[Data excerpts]
:::

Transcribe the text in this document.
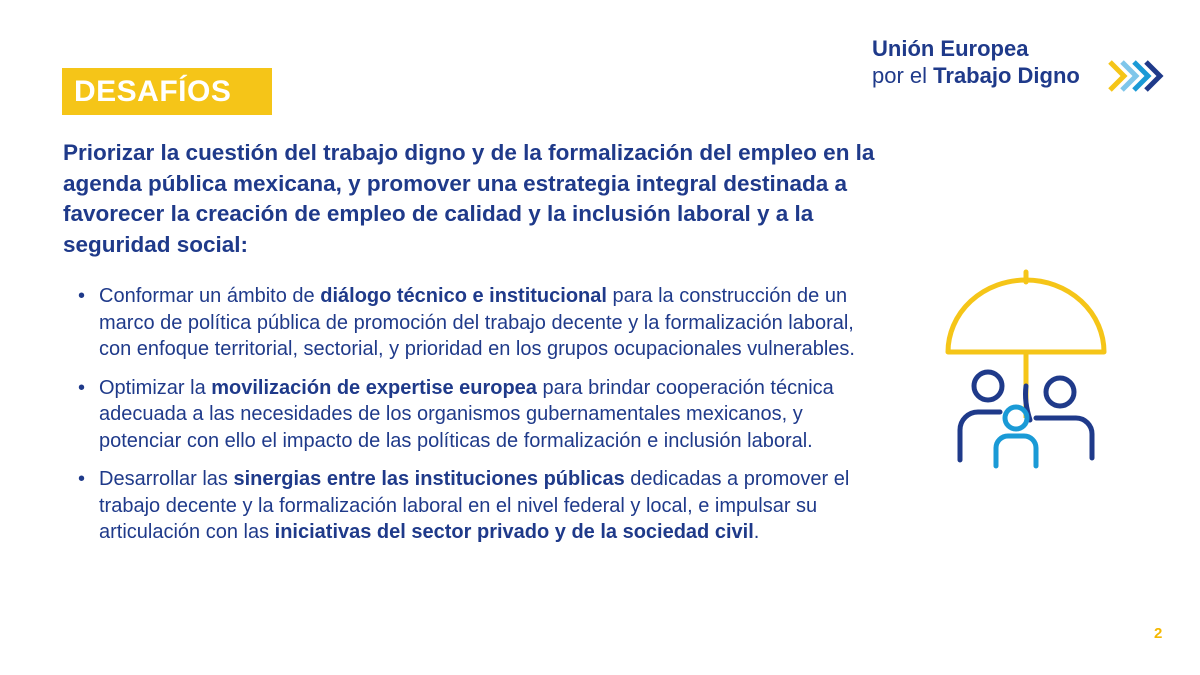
DESAFÍOS
Unión Europea
por el Trabajo Digno

Priorizar la cuestión del trabajo digno y de la formalización del empleo en la agenda pública mexicana, y promover una estrategia integral destinada a favorecer la creación de empleo de calidad y la inclusión laboral y a la seguridad social:

• Conformar un ámbito de diálogo técnico e institucional para la construcción de un marco de política pública de promoción del trabajo decente y la formalización laboral, con enfoque territorial, sectorial, y prioridad en los grupos ocupacionales vulnerables.
• Optimizar la movilización de expertise europea para brindar cooperación técnica adecuada a las necesidades de los organismos gubernamentales mexicanos, y potenciar con ello el impacto de las políticas de formalización e inclusión laboral.
• Desarrollar las sinergias entre las instituciones públicas dedicadas a promover el trabajo decente y la formalización laboral en el nivel federal y local, e impulsar su articulación con las iniciativas del sector privado y de la sociedad civil.
2
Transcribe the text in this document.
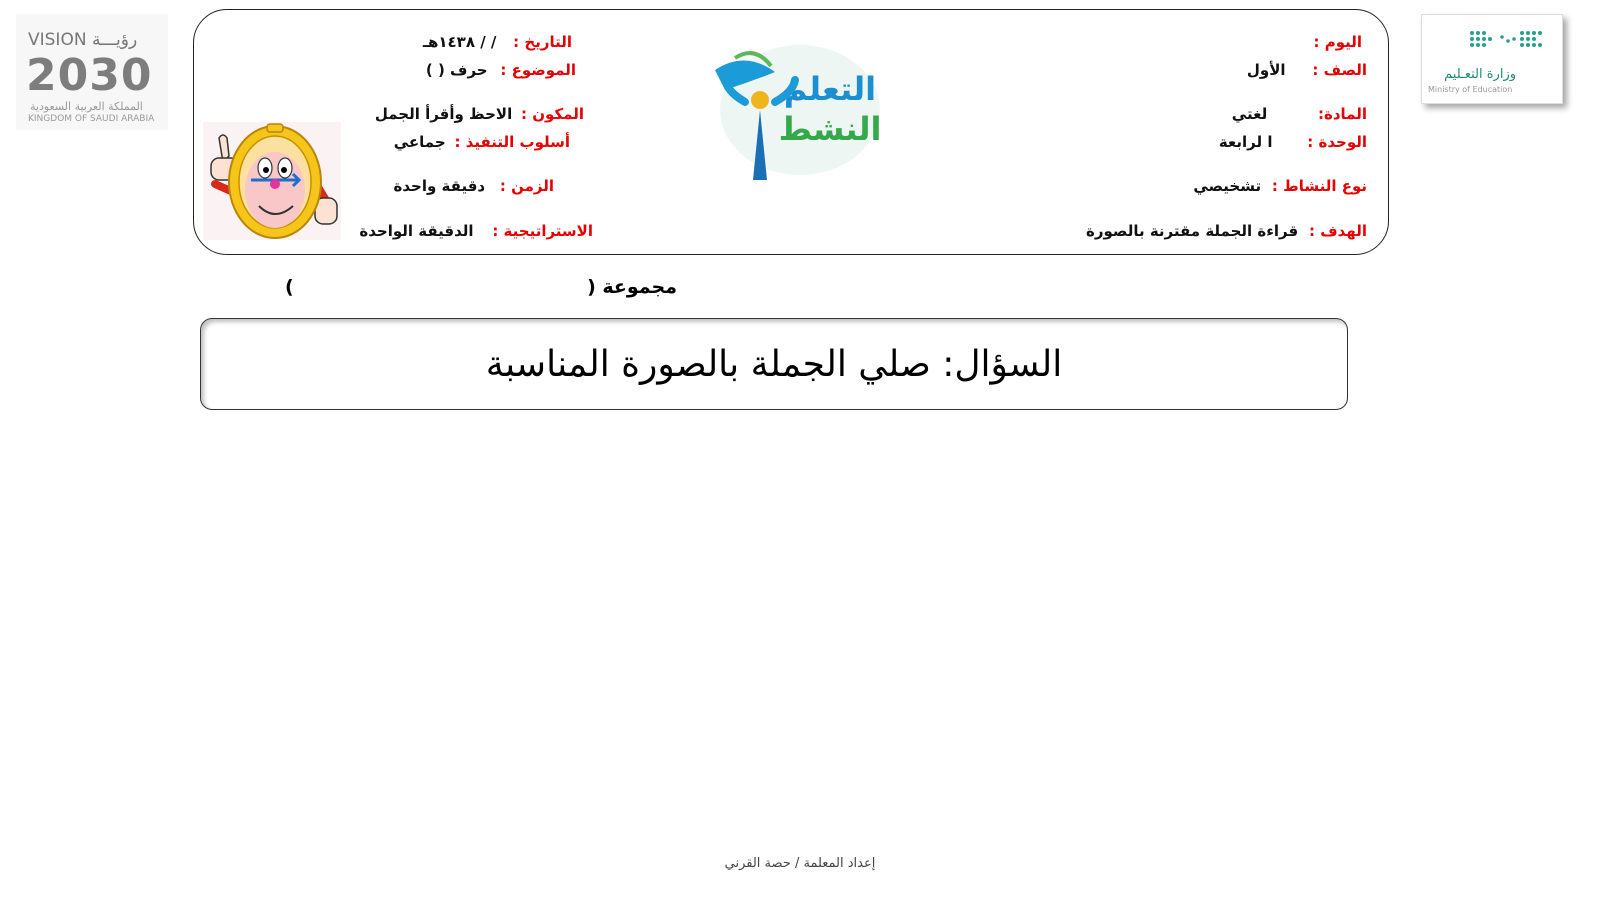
VISION رؤيـــة
2030
المملكة العربية السعودية
KINGDOM OF SAUDI ARABIA
وزارة التعـليم
Ministry of Education
اليوم :
الصف : الأول
المادة: لغتي
الوحدة : ا لرابعة
نوع النشاط : تشخيصي
الهدف : قراءة الجملة مقترنة بالصورة
التاريخ : / / ١٤٣٨هـ
الموضوع : حرف ( )
المكون : الاحظ وأقرأ الجمل
أسلوب التنفيذ : جماعي
الزمن : دقيقة واحدة
الاستراتيجية : الدقيقة الواحدة
التعلم
النشط
مجموعة (
)
السؤال: صلي الجملة بالصورة المناسبة
إعداد المعلمة / حصة القرني
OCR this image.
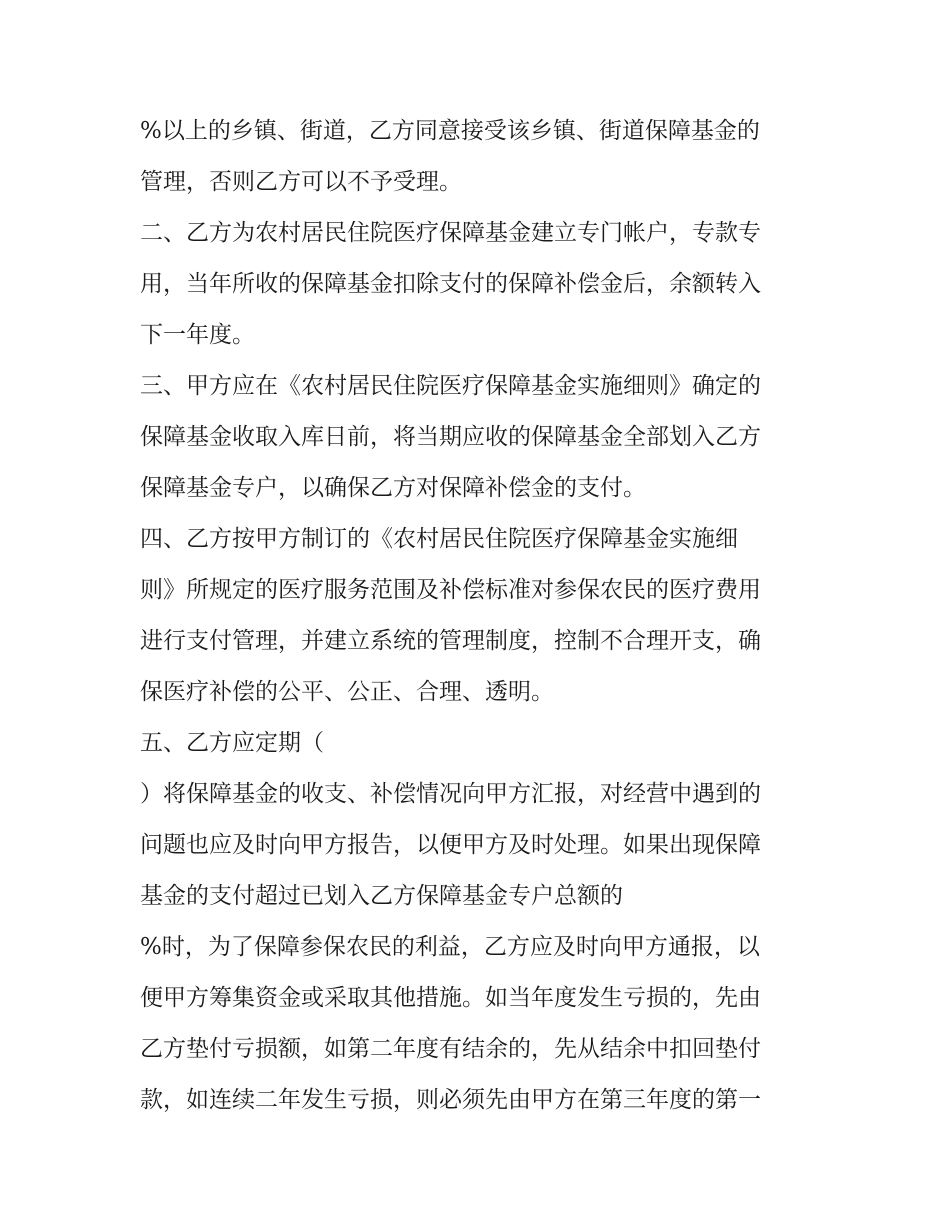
%以上的乡镇、街道，乙方同意接受该乡镇、街道保障基金的
管理，否则乙方可以不予受理。
二、乙方为农村居民住院医疗保障基金建立专门帐户，专款专
用，当年所收的保障基金扣除支付的保障补偿金后，余额转入
下一年度。
三、甲方应在《农村居民住院医疗保障基金实施细则》确定的
保障基金收取入库日前，将当期应收的保障基金全部划入乙方
保障基金专户，以确保乙方对保障补偿金的支付。
四、乙方按甲方制订的《农村居民住院医疗保障基金实施细
则》所规定的医疗服务范围及补偿标准对参保农民的医疗费用
进行支付管理，并建立系统的管理制度，控制不合理开支，确
保医疗补偿的公平、公正、合理、透明。
五、乙方应定期（
）将保障基金的收支、补偿情况向甲方汇报，对经营中遇到的
问题也应及时向甲方报告，以便甲方及时处理。如果出现保障
基金的支付超过已划入乙方保障基金专户总额的
%时，为了保障参保农民的利益，乙方应及时向甲方通报，以
便甲方筹集资金或采取其他措施。如当年度发生亏损的，先由
乙方垫付亏损额，如第二年度有结余的，先从结余中扣回垫付
款，如连续二年发生亏损，则必须先由甲方在第三年度的第一
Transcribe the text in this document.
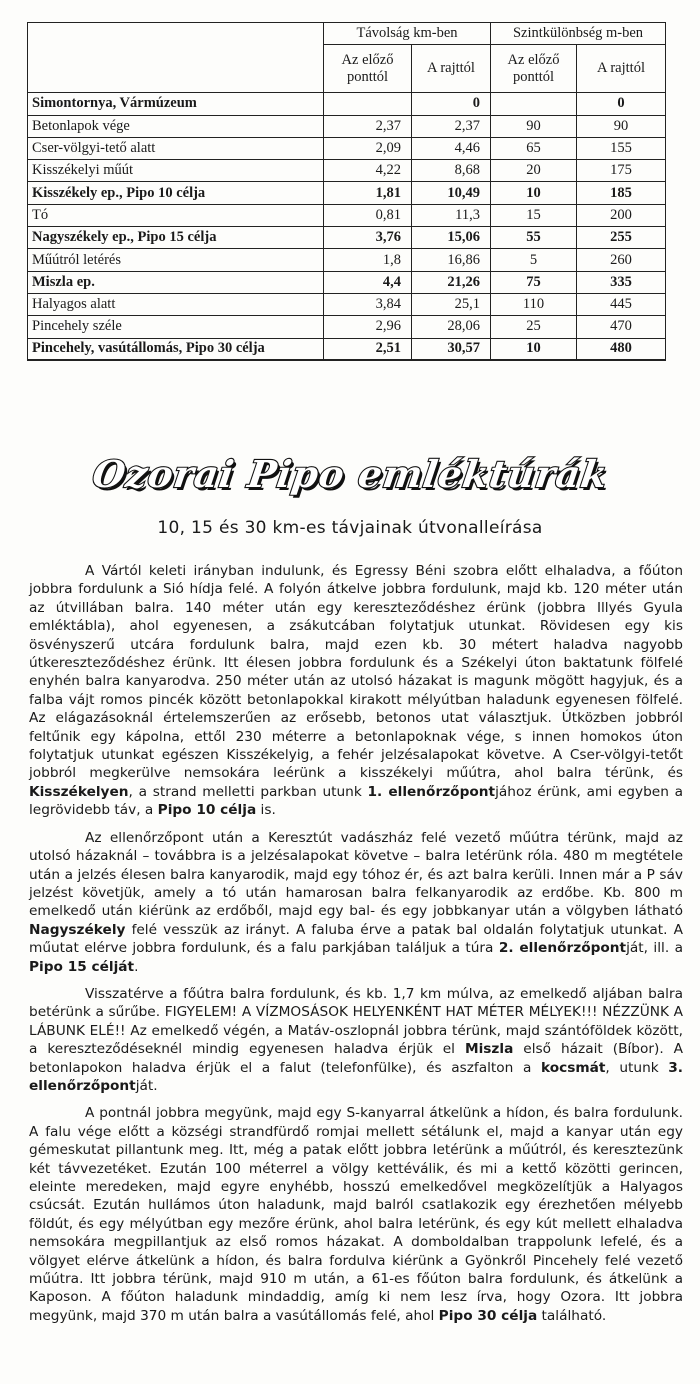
	Távolság km-ben		Szintkülönbség m-ben	
	Az előző ponttól	A rajttól	Az előző ponttól	A rajttól
Simontornya, Vármúzeum		0		0
Betonlapok vége	2,37	2,37	90	90
Cser-völgyi-tető alatt	2,09	4,46	65	155
Kisszékelyi műút	4,22	8,68	20	175
Kisszékely ep., Pipo 10 célja	1,81	10,49	10	185
Tó	0,81	11,3	15	200
Nagyszékely ep., Pipo 15 célja	3,76	15,06	55	255
Műútról letérés	1,8	16,86	5	260
Miszla ep.	4,4	21,26	75	335
Halyagos alatt	3,84	25,1	110	445
Pincehely széle	2,96	28,06	25	470
Pincehely, vasútállomás, Pipo 30 célja	2,51	30,57	10	480
Ozorai Pipo emléktúrák
10, 15 és 30 km-es távjainak útvonalleírása

A Vártól keleti irányban indulunk, és Egressy Béni szobra előtt elhaladva, a főúton jobbra fordulunk a Sió hídja felé. A folyón átkelve jobbra fordulunk, majd kb. 120 méter után az útvillában balra. 140 méter után egy kereszteződéshez érünk (jobbra Illyés Gyula emléktábla), ahol egyenesen, a zsákutcában folytatjuk utunkat. Rövidesen egy kis ösvényszerű utcára fordulunk balra, majd ezen kb. 30 métert haladva nagyobb útkereszteződéshez érünk. Itt élesen jobbra fordulunk és a Székelyi úton baktatunk fölfelé enyhén balra kanyarodva. 250 méter után az utolsó házakat is magunk mögött hagyjuk, és a falba vájt romos pincék között betonlapokkal kirakott mélyútban haladunk egyenesen fölfelé. Az elágazásoknál értelemszerűen az erősebb, betonos utat választjuk. Útközben jobbról feltűnik egy kápolna, ettől 230 méterre a betonlapoknak vége, s innen homokos úton folytatjuk utunkat egészen Kisszékelyig, a fehér jelzésalapokat követve. A Cser-völgyi-tetőt jobbról megkerülve nemsokára leérünk a kisszékelyi műútra, ahol balra térünk, és Kisszékelyen, a strand melletti parkban utunk 1. ellenőrzőpontjához érünk, ami egyben a legrövidebb táv, a Pipo 10 célja is.

Az ellenőrzőpont után a Keresztút vadászház felé vezető műútra térünk, majd az utolsó házaknál – továbbra is a jelzésalapokat követve – balra letérünk róla. 480 m megtétele után a jelzés élesen balra kanyarodik, majd egy tóhoz ér, és azt balra kerüli. Innen már a P sáv jelzést követjük, amely a tó után hamarosan balra felkanyarodik az erdőbe. Kb. 800 m emelkedő után kiérünk az erdőből, majd egy bal- és egy jobbkanyar után a völgyben látható Nagyszékely felé vesszük az irányt. A faluba érve a patak bal oldalán folytatjuk utunkat. A műutat elérve jobbra fordulunk, és a falu parkjában találjuk a túra 2. ellenőrzőpontját, ill. a Pipo 15 célját.

Visszatérve a főútra balra fordulunk, és kb. 1,7 km múlva, az emelkedő aljában balra betérünk a sűrűbe. FIGYELEM! A VÍZMOSÁSOK HELYENKÉNT HAT MÉTER MÉLYEK!!! NÉZZÜNK A LÁBUNK ELÉ!! Az emelkedő végén, a Matáv-oszlopnál jobbra térünk, majd szántóföldek között, a kereszteződéseknél mindig egyenesen haladva érjük el Miszla első házait (Bíbor). A betonlapokon haladva érjük el a falut (telefonfülke), és aszfalton a kocsmát, utunk 3. ellenőrzőpontját.

A pontnál jobbra megyünk, majd egy S-kanyarral átkelünk a hídon, és balra fordulunk. A falu vége előtt a községi strandfürdő romjai mellett sétálunk el, majd a kanyar után egy gémeskutat pillantunk meg. Itt, még a patak előtt jobbra letérünk a műútról, és keresztezünk két távvezetéket. Ezután 100 méterrel a völgy kettéválik, és mi a kettő közötti gerincen, eleinte meredeken, majd egyre enyhébb, hosszú emelkedővel megközelítjük a Halyagos csúcsát. Ezután hullámos úton haladunk, majd balról csatlakozik egy érezhetően mélyebb földút, és egy mélyútban egy mezőre érünk, ahol balra letérünk, és egy kút mellett elhaladva nemsokára megpillantjuk az első romos házakat. A domboldalban trappolunk lefelé, és a völgyet elérve átkelünk a hídon, és balra fordulva kiérünk a Gyönkről Pincehely felé vezető műútra. Itt jobbra térünk, majd 910 m után, a 61-es főúton balra fordulunk, és átkelünk a Kaposon. A főúton haladunk mindaddig, amíg ki nem lesz írva, hogy Ozora. Itt jobbra megyünk, majd 370 m után balra a vasútállomás felé, ahol Pipo 30 célja található.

:::

§ REQUEST
The listing above must be printed again exactly, minus its pictures.

§ EXPECTED ANSWER
Transcribe the text in this document.
DESAFÍOS
Unión Europea
por el Trabajo Digno

Priorizar la cuestión del trabajo digno y de la formalización del empleo en la agenda pública mexicana, y promover una estrategia integral destinada a favorecer la creación de empleo de calidad y la inclusión laboral y a la seguridad social:

• Conformar un ámbito de diálogo técnico e institucional para la construcción de un marco de política pública de promoción del trabajo decente y la formalización laboral, con enfoque territorial, sectorial, y prioridad en los grupos ocupacionales vulnerables.
• Optimizar la movilización de expertise europea para brindar cooperación técnica adecuada a las necesidades de los organismos gubernamentales mexicanos, y potenciar con ello el impacto de las políticas de formalización e inclusión laboral.
• Desarrollar las sinergias entre las instituciones públicas dedicadas a promover el trabajo decente y la formalización laboral en el nivel federal y local, e impulsar su articulación con las iniciativas del sector privado y de la sociedad civil.
2
Transcribe the text in this document.
VISION رؤيـــة
2030
المملكة العربية السعودية
KINGDOM OF SAUDI ARABIA
وزارة التعـليم
Ministry of Education
اليوم :
الصف : الأول
المادة: لغتي
الوحدة : ا لرابعة
نوع النشاط : تشخيصي
الهدف : قراءة الجملة مقترنة بالصورة
التاريخ : / / ١٤٣٨هـ
الموضوع : حرف ( )
المكون : الاحظ وأقرأ الجمل
أسلوب التنفيذ : جماعي
الزمن : دقيقة واحدة
الاستراتيجية : الدقيقة الواحدة
التعلم
النشط
مجموعة (
)
السؤال: صلي الجملة بالصورة المناسبة
إعداد المعلمة / حصة القرني
OCR this image.
%以上的乡镇、街道，乙方同意接受该乡镇、街道保障基金的
管理，否则乙方可以不予受理。
二、乙方为农村居民住院医疗保障基金建立专门帐户，专款专
用，当年所收的保障基金扣除支付的保障补偿金后，余额转入
下一年度。
三、甲方应在《农村居民住院医疗保障基金实施细则》确定的
保障基金收取入库日前，将当期应收的保障基金全部划入乙方
保障基金专户，以确保乙方对保障补偿金的支付。
四、乙方按甲方制订的《农村居民住院医疗保障基金实施细
则》所规定的医疗服务范围及补偿标准对参保农民的医疗费用
进行支付管理，并建立系统的管理制度，控制不合理开支，确
保医疗补偿的公平、公正、合理、透明。
五、乙方应定期（
）将保障基金的收支、补偿情况向甲方汇报，对经营中遇到的
问题也应及时向甲方报告，以便甲方及时处理。如果出现保障
基金的支付超过已划入乙方保障基金专户总额的
%时，为了保障参保农民的利益，乙方应及时向甲方通报，以
便甲方筹集资金或采取其他措施。如当年度发生亏损的，先由
乙方垫付亏损额，如第二年度有结余的，先从结余中扣回垫付
款，如连续二年发生亏损，则必须先由甲方在第三年度的第一
Transcribe the text in this document.
	Távolság km-ben		Szintkülönbség m-ben	
	Az előző ponttól	A rajttól	Az előző ponttól	A rajttól
Simontornya, Vármúzeum		0		0
Betonlapok vége	2,37	2,37	90	90
Cser-völgyi-tető alatt	2,09	4,46	65	155
Kisszékelyi műút	4,22	8,68	20	175
Kisszékely ep., Pipo 10 célja	1,81	10,49	10	185
Tó	0,81	11,3	15	200
Nagyszékely ep., Pipo 15 célja	3,76	15,06	55	255
Műútról letérés	1,8	16,86	5	260
Miszla ep.	4,4	21,26	75	335
Halyagos alatt	3,84	25,1	110	445
Pincehely széle	2,96	28,06	25	470
Pincehely, vasútállomás, Pipo 30 célja	2,51	30,57	10	480
Ozorai Pipo emléktúrák
10, 15 és 30 km-es távjainak útvonalleírása

A Vártól keleti irányban indulunk, és Egressy Béni szobra előtt elhaladva, a főúton jobbra fordulunk a Sió hídja felé. A folyón átkelve jobbra fordulunk, majd kb. 120 méter után az útvillában balra. 140 méter után egy kereszteződéshez érünk (jobbra Illyés Gyula emléktábla), ahol egyenesen, a zsákutcában folytatjuk utunkat. Rövidesen egy kis ösvényszerű utcára fordulunk balra, majd ezen kb. 30 métert haladva nagyobb útkereszteződéshez érünk. Itt élesen jobbra fordulunk és a Székelyi úton baktatunk fölfelé enyhén balra kanyarodva. 250 méter után az utolsó házakat is magunk mögött hagyjuk, és a falba vájt romos pincék között betonlapokkal kirakott mélyútban haladunk egyenesen fölfelé. Az elágazásoknál értelemszerűen az erősebb, betonos utat választjuk. Útközben jobbról feltűnik egy kápolna, ettől 230 méterre a betonlapoknak vége, s innen homokos úton folytatjuk utunkat egészen Kisszékelyig, a fehér jelzésalapokat követve. A Cser-völgyi-tetőt jobbról megkerülve nemsokára leérünk a kisszékelyi műútra, ahol balra térünk, és Kisszékelyen, a strand melletti parkban utunk 1. ellenőrzőpontjához érünk, ami egyben a legrövidebb táv, a Pipo 10 célja is.

Az ellenőrzőpont után a Keresztút vadászház felé vezető műútra térünk, majd az utolsó házaknál – továbbra is a jelzésalapokat követve – balra letérünk róla. 480 m megtétele után a jelzés élesen balra kanyarodik, majd egy tóhoz ér, és azt balra kerüli. Innen már a P sáv jelzést követjük, amely a tó után hamarosan balra felkanyarodik az erdőbe. Kb. 800 m emelkedő után kiérünk az erdőből, majd egy bal- és egy jobbkanyar után a völgyben látható Nagyszékely felé vesszük az irányt. A faluba érve a patak bal oldalán folytatjuk utunkat. A műutat elérve jobbra fordulunk, és a falu parkjában találjuk a túra 2. ellenőrzőpontját, ill. a Pipo 15 célját.

Visszatérve a főútra balra fordulunk, és kb. 1,7 km múlva, az emelkedő aljában balra betérünk a sűrűbe. FIGYELEM! A VÍZMOSÁSOK HELYENKÉNT HAT MÉTER MÉLYEK!!! NÉZZÜNK A LÁBUNK ELÉ!! Az emelkedő végén, a Matáv-oszlopnál jobbra térünk, majd szántóföldek között, a kereszteződéseknél mindig egyenesen haladva érjük el Miszla első házait (Bíbor). A betonlapokon haladva érjük el a falut (telefonfülke), és aszfalton a kocsmát, utunk 3. ellenőrzőpontját.

A pontnál jobbra megyünk, majd egy S-kanyarral átkelünk a hídon, és balra fordulunk. A falu vége előtt a községi strandfürdő romjai mellett sétálunk el, majd a kanyar után egy gémeskutat pillantunk meg. Itt, még a patak előtt jobbra letérünk a műútról, és keresztezünk két távvezetéket. Ezután 100 méterrel a völgy kettéválik, és mi a kettő közötti gerincen, eleinte meredeken, majd egyre enyhébb, hosszú emelkedővel megközelítjük a Halyagos csúcsát. Ezután hullámos úton haladunk, majd balról csatlakozik egy érezhetően mélyebb földút, és egy mélyútban egy mezőre érünk, ahol balra letérünk, és egy kút mellett elhaladva nemsokára megpillantjuk az első romos házakat. A domboldalban trappolunk lefelé, és a völgyet elérve átkelünk a hídon, és balra fordulva kiérünk a Gyönkről Pincehely felé vezető műútra. Itt jobbra térünk, majd 910 m után, a 61-es főúton balra fordulunk, és átkelünk a Kaposon. A főúton haladunk mindaddig, amíg ki nem lesz írva, hogy Ozora. Itt jobbra megyünk, majd 370 m után balra a vasútállomás felé, ahol Pipo 30 célja található.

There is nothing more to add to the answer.